- [Your objective]:
From the passage on sacrifice and success below, quote the text between "No success comes" and "to be successful.", inclusive.

- [Text passage]:
________
E-mail me your proposed change, and at the end of the week let me know if you were able to stick to it.
I EXPECT AN E-MAIL BACK FROM EVERYBODY !!!



“Once you agree upon the price you must pay for success, it enables you to ignore the minor hurts, the peer pressure, and the temporary failures.”

By Vince Lombardi

No success comes without any sacrifices. Some are bigger than others, but nevertheless, they are unavoidable.
As long as you are in “personal” agreement with your goals, and YOU believe in them, it will give you the strength to ignore those “minor hurts” and “sacrifices”.
Along the way, you will come along friends and family members who will try to corrupt you and take you away from your goals. At those times, you have to stay focused and think about your goals and those “sacrifices” you need to make in order to be successful.
In the extreme, you might want to consider a new support group!
In the past, I have addressed “temporary failures”; Don’t get discouraged by them, but few them as a learning experience. Try to figure out why you temporary failed! This way, you can avoid the same mistake(s) in the future, even before you get to them or be tempted by them.
________
Page segmentation data
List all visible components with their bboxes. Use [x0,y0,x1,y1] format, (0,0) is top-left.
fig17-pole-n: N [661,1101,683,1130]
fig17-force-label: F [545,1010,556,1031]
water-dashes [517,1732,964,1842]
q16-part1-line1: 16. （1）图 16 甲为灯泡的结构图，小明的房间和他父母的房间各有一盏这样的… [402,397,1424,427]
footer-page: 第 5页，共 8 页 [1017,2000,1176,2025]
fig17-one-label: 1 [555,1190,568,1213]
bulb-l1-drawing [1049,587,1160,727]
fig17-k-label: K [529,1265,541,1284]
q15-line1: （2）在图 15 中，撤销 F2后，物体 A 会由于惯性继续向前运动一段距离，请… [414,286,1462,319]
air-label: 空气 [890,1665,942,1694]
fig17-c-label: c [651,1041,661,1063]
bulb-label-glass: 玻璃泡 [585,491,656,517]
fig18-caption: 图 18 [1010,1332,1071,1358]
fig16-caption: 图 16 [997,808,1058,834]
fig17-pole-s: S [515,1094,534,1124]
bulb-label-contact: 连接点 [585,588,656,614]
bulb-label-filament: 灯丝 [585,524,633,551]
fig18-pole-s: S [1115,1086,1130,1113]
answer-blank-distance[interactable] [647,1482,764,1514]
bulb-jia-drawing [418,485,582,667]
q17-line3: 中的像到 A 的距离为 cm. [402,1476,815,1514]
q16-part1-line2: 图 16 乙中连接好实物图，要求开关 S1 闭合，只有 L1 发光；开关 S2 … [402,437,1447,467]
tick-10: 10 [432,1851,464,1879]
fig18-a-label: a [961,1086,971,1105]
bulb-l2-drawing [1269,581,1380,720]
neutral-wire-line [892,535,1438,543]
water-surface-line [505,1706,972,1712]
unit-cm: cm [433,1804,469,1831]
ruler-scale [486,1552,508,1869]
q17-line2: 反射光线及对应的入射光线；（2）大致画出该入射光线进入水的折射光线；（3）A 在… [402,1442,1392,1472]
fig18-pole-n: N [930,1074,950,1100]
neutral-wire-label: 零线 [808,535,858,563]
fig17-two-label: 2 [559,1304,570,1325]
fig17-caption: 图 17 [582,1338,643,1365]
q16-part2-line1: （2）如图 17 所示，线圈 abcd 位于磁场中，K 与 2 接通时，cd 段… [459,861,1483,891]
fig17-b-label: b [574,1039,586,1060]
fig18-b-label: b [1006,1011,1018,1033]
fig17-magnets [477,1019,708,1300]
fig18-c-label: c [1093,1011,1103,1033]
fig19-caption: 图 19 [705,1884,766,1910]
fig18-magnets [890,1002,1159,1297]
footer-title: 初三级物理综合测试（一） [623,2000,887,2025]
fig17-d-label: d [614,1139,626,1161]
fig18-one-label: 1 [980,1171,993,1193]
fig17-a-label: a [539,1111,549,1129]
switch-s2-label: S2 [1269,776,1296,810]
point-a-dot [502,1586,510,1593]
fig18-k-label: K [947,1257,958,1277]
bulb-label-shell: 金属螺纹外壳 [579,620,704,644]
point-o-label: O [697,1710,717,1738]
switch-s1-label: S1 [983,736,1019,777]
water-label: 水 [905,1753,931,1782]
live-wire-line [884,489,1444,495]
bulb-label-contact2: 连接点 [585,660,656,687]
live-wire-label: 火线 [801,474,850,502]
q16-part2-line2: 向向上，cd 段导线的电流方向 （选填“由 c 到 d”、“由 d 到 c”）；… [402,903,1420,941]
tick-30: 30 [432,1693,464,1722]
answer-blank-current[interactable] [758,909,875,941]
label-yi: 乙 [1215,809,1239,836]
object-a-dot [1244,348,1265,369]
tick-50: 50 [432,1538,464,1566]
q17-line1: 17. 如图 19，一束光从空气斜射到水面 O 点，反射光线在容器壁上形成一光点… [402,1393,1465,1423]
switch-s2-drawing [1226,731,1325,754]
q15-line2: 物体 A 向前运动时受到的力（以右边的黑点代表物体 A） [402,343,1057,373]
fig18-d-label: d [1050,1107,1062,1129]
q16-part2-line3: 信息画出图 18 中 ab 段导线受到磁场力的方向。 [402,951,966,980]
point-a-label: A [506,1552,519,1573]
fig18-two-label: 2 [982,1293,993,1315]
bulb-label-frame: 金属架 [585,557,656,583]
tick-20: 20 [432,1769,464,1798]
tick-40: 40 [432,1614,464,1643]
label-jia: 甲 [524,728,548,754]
________
- [Solution to this task]:
No success comes without any sacrifices. Some are bigger than others, but nevertheless, they are unavoidable.
As long as you are in “personal” agreement with your goals, and YOU believe in them, it will give you the strength to ignore those “minor hurts” and “sacrifices”.
Along the way, you will come along friends and family members who will try to corrupt you and take you away from your goals. At those times, you have to stay focused and think about your goals and those “sacrifices” you need to make in order to be successful.